◆ **STATED EXERCISE**: What follows is a set of entries. Repeat them exactly, but not their pictures.

◆ **ENTRIES SUPPLIED**:

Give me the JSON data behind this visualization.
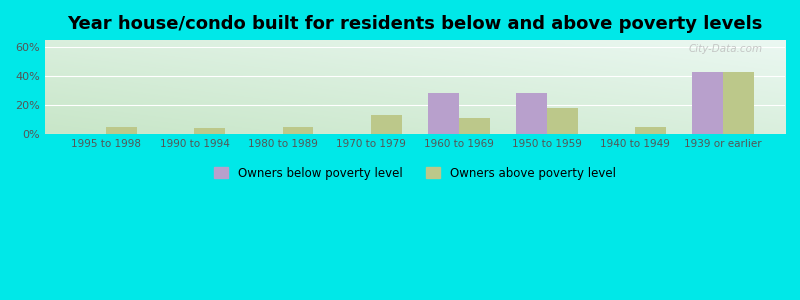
{
  "categories": [
    "1995 to 1998",
    "1990 to 1994",
    "1980 to 1989",
    "1970 to 1979",
    "1960 to 1969",
    "1950 to 1959",
    "1940 to 1949",
    "1939 or earlier"
  ],
  "below_poverty": [
    0,
    0,
    0,
    0,
    28,
    28,
    0,
    43
  ],
  "above_poverty": [
    5,
    4,
    5,
    13,
    11,
    18,
    5,
    43
  ],
  "below_color": "#b8a0cc",
  "above_color": "#bcc88a",
  "title": "Year house/condo built for residents below and above poverty levels",
  "title_fontsize": 13,
  "ylabel_ticks": [
    "0%",
    "20%",
    "40%",
    "60%"
  ],
  "yticks": [
    0,
    20,
    40,
    60
  ],
  "ylim": [
    0,
    65
  ],
  "bar_width": 0.35,
  "legend_below": "Owners below poverty level",
  "legend_above": "Owners above poverty level",
  "outer_bg": "#00e8e8",
  "watermark": "City-Data.com",
  "bg_left_bottom": "#c8e8c0",
  "bg_right_top": "#e8f8f0"
}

◆ **EXERCISE OUTPUT**:
Give me the JSON data behind this visualization.
{
  "categories": [
    "1995 to 1998",
    "1990 to 1994",
    "1980 to 1989",
    "1970 to 1979",
    "1960 to 1969",
    "1950 to 1959",
    "1940 to 1949",
    "1939 or earlier"
  ],
  "below_poverty": [
    0,
    0,
    0,
    0,
    28,
    28,
    0,
    43
  ],
  "above_poverty": [
    5,
    4,
    5,
    13,
    11,
    18,
    5,
    43
  ],
  "below_color": "#b8a0cc",
  "above_color": "#bcc88a",
  "title": "Year house/condo built for residents below and above poverty levels",
  "title_fontsize": 13,
  "ylabel_ticks": [
    "0%",
    "20%",
    "40%",
    "60%"
  ],
  "yticks": [
    0,
    20,
    40,
    60
  ],
  "ylim": [
    0,
    65
  ],
  "bar_width": 0.35,
  "legend_below": "Owners below poverty level",
  "legend_above": "Owners above poverty level",
  "outer_bg": "#00e8e8",
  "watermark": "City-Data.com",
  "bg_left_bottom": "#c8e8c0",
  "bg_right_top": "#e8f8f0"
}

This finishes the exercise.